— Task prompt —
Among the lines below, list those containing the string "Incoming".

------------------------------------------------------------------------

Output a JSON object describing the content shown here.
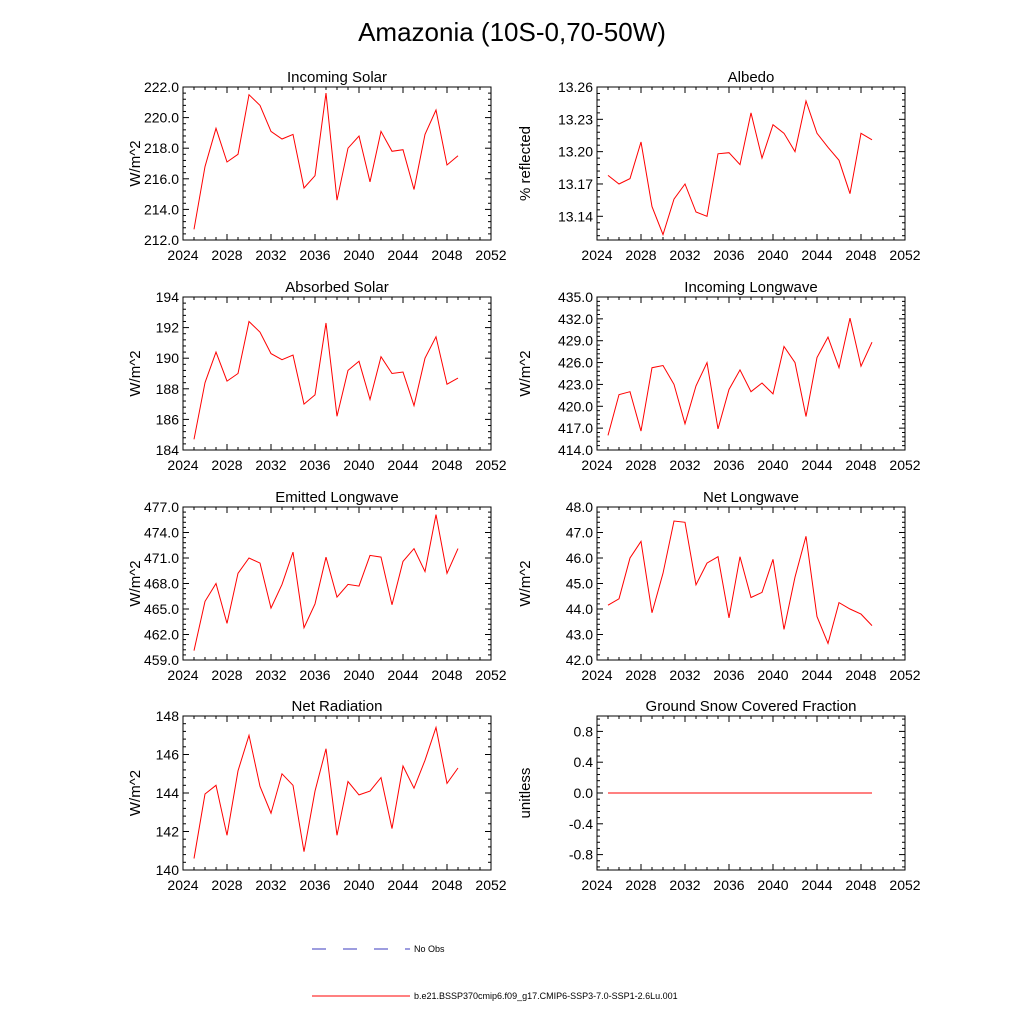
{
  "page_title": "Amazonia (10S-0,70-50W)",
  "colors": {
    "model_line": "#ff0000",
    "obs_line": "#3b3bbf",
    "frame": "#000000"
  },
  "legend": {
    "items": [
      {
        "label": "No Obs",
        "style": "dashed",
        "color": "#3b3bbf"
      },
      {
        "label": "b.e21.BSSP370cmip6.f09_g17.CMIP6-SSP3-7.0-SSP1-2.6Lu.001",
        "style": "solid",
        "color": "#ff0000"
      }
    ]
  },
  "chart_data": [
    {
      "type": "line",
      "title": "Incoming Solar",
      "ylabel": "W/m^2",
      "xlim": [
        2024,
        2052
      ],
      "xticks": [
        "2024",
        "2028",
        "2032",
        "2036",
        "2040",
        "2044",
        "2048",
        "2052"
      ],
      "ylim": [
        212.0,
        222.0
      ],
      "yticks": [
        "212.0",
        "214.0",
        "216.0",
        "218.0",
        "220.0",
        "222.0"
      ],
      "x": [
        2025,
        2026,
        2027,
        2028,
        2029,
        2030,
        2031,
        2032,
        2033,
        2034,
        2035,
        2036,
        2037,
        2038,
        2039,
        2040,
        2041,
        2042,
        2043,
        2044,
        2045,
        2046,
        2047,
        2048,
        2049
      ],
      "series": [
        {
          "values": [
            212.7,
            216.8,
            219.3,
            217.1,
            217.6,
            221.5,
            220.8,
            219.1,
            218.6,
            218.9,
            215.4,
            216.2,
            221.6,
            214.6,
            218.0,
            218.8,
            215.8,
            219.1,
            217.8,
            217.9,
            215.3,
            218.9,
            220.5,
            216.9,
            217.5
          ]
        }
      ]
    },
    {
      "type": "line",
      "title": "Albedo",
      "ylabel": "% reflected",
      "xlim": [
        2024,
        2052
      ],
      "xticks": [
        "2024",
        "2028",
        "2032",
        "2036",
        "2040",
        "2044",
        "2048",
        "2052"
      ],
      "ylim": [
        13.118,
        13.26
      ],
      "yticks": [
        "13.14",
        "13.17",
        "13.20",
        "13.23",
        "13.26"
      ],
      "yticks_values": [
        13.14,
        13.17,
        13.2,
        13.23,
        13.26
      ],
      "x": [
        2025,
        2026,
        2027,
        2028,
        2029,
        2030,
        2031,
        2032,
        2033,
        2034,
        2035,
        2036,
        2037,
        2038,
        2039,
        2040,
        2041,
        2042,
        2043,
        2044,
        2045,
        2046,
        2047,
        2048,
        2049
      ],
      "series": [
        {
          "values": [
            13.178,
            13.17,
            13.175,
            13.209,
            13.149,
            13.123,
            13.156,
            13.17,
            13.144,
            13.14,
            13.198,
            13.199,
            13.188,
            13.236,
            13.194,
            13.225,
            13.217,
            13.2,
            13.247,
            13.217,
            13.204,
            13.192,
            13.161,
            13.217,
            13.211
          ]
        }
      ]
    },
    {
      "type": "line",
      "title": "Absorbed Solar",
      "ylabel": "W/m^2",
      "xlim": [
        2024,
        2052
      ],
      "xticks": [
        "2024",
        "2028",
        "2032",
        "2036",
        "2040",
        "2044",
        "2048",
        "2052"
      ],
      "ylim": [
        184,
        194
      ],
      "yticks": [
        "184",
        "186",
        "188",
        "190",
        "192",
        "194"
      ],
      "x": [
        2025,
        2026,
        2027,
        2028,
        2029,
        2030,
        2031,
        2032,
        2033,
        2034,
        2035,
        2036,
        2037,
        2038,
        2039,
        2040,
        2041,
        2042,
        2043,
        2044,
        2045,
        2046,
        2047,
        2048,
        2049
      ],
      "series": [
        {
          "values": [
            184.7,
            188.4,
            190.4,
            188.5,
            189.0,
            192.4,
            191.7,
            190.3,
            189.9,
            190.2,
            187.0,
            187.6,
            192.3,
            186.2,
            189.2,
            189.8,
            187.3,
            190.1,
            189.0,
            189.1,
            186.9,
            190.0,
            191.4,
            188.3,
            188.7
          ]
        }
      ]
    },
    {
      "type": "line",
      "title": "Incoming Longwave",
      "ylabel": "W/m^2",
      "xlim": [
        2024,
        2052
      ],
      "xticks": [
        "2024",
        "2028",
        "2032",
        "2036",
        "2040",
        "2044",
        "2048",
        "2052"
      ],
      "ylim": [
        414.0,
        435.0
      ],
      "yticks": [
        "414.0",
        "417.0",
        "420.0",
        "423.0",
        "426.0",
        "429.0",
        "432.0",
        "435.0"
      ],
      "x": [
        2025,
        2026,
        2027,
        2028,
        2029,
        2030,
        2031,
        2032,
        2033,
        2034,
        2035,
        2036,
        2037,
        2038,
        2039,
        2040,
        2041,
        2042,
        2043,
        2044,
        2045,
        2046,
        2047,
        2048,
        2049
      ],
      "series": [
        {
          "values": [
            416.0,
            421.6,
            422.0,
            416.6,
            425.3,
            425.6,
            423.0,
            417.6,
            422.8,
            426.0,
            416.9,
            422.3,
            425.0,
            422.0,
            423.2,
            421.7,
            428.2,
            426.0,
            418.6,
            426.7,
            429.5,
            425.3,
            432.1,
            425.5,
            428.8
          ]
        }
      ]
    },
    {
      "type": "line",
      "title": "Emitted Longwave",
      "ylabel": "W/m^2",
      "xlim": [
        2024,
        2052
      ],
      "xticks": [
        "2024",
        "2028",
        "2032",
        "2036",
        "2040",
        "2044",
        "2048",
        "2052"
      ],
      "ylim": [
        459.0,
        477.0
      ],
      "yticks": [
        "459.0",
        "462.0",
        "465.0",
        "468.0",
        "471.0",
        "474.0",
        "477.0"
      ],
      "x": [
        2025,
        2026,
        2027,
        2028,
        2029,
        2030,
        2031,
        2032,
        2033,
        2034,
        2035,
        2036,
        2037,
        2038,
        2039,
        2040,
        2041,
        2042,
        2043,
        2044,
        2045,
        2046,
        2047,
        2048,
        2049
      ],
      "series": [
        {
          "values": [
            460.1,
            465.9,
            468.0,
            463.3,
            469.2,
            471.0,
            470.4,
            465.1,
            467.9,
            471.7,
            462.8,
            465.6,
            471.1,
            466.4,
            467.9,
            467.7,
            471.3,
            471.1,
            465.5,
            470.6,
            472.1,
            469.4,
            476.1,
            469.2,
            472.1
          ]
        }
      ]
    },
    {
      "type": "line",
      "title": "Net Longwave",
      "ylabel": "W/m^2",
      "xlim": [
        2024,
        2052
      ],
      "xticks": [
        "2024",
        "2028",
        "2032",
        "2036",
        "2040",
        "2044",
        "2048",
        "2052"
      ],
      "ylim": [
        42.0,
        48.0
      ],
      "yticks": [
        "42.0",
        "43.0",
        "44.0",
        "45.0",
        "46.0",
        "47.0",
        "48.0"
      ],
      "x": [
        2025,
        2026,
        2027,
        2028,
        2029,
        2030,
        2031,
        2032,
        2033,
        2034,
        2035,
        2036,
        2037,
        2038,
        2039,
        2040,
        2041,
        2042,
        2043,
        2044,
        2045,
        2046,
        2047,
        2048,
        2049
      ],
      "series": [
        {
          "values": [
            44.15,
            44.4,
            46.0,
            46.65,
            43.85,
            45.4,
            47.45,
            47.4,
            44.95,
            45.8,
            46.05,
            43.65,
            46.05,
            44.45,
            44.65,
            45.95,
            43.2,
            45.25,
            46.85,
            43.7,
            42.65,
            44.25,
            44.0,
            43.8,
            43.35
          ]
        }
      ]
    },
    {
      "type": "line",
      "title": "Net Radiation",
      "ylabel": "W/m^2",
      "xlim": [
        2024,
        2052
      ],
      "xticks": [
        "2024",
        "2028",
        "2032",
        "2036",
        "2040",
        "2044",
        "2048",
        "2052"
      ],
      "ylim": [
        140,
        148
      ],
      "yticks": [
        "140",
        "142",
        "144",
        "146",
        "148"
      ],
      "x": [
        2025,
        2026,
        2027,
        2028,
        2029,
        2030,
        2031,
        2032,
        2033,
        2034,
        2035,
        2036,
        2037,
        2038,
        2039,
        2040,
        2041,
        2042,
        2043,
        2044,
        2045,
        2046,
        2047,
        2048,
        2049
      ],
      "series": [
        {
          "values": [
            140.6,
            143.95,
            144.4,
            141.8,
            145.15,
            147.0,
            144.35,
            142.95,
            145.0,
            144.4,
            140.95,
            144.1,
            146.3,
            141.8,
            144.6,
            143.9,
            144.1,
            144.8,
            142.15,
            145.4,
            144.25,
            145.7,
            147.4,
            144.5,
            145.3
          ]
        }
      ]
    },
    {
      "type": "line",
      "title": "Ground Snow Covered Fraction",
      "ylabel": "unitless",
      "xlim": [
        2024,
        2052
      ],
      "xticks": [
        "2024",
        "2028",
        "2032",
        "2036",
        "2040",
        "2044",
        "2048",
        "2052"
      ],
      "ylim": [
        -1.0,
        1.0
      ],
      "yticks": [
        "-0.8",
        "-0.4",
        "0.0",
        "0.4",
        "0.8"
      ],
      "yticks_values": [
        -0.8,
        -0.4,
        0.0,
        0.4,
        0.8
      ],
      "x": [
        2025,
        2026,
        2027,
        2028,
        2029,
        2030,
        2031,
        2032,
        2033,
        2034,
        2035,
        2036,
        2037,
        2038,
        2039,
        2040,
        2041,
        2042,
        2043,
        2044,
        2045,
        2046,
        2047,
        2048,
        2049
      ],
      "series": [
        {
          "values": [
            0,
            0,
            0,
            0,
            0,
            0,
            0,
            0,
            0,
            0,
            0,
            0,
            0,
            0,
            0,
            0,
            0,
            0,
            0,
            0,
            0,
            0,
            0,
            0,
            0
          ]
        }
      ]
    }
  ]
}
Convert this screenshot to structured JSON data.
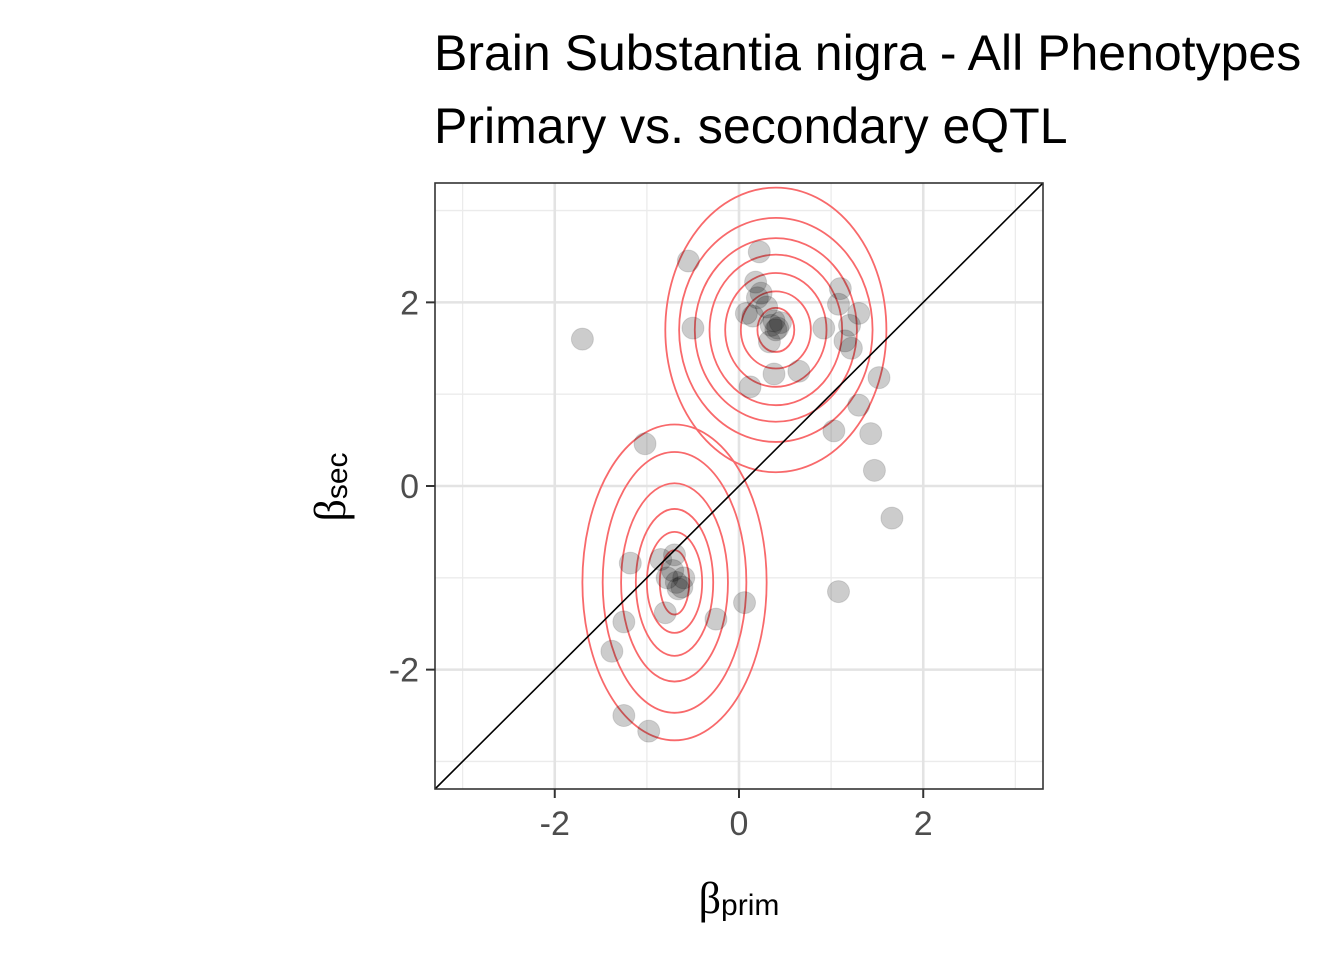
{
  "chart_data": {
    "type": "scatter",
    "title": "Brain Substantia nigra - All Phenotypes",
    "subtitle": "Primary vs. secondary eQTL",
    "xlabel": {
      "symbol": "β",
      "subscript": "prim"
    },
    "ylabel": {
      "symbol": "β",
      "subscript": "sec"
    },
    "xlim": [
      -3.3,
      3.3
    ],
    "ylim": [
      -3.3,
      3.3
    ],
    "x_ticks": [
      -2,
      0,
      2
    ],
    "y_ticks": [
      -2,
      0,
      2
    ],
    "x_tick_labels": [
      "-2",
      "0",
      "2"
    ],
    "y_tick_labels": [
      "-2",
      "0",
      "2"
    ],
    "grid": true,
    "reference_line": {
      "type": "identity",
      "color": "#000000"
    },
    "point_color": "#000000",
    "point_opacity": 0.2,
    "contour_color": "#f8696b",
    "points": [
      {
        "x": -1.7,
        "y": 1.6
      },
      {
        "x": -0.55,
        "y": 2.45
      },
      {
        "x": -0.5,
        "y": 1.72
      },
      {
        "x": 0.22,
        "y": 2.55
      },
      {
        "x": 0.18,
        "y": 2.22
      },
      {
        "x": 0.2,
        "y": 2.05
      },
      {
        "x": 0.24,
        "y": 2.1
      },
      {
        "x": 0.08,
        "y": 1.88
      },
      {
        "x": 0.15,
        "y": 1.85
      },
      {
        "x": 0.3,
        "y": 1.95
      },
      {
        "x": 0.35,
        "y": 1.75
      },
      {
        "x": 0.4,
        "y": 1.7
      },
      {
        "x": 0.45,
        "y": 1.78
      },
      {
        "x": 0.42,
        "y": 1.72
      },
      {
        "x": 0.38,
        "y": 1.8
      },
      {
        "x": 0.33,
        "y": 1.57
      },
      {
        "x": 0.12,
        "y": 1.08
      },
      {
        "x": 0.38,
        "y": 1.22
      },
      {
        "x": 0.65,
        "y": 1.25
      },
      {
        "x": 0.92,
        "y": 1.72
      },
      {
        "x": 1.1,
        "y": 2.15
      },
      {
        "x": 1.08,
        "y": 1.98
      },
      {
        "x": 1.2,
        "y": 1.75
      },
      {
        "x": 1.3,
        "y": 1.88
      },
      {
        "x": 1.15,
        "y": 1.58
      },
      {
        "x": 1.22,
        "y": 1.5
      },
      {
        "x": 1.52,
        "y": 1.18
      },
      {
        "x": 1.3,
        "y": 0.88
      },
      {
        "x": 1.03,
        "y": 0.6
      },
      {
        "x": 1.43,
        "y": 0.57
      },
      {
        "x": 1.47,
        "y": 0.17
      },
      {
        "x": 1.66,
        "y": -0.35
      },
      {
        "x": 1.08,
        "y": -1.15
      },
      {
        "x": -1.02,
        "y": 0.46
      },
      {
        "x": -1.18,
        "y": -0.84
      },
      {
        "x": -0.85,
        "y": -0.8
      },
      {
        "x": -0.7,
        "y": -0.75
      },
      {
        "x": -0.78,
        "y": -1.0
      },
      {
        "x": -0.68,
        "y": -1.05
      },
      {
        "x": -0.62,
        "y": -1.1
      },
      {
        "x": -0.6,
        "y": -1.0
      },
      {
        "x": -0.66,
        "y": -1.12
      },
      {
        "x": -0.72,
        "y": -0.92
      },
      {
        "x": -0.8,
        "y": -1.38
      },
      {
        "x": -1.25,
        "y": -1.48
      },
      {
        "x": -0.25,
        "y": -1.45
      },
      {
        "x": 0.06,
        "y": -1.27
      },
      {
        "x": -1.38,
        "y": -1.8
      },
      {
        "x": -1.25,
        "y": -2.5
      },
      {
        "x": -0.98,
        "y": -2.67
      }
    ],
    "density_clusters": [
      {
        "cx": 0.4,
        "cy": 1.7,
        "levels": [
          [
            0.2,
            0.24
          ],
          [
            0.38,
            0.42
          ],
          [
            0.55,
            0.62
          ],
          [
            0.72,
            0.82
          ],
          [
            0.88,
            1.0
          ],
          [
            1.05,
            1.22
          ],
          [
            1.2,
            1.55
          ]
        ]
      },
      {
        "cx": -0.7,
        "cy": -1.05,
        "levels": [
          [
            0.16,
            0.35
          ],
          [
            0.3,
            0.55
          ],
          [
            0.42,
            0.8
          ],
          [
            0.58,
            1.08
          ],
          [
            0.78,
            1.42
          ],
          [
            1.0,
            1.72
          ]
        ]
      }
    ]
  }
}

------------------------------------------------------------------------

— Final result —
      "title": "Incoming Solar",
      "title": "Incoming Longwave",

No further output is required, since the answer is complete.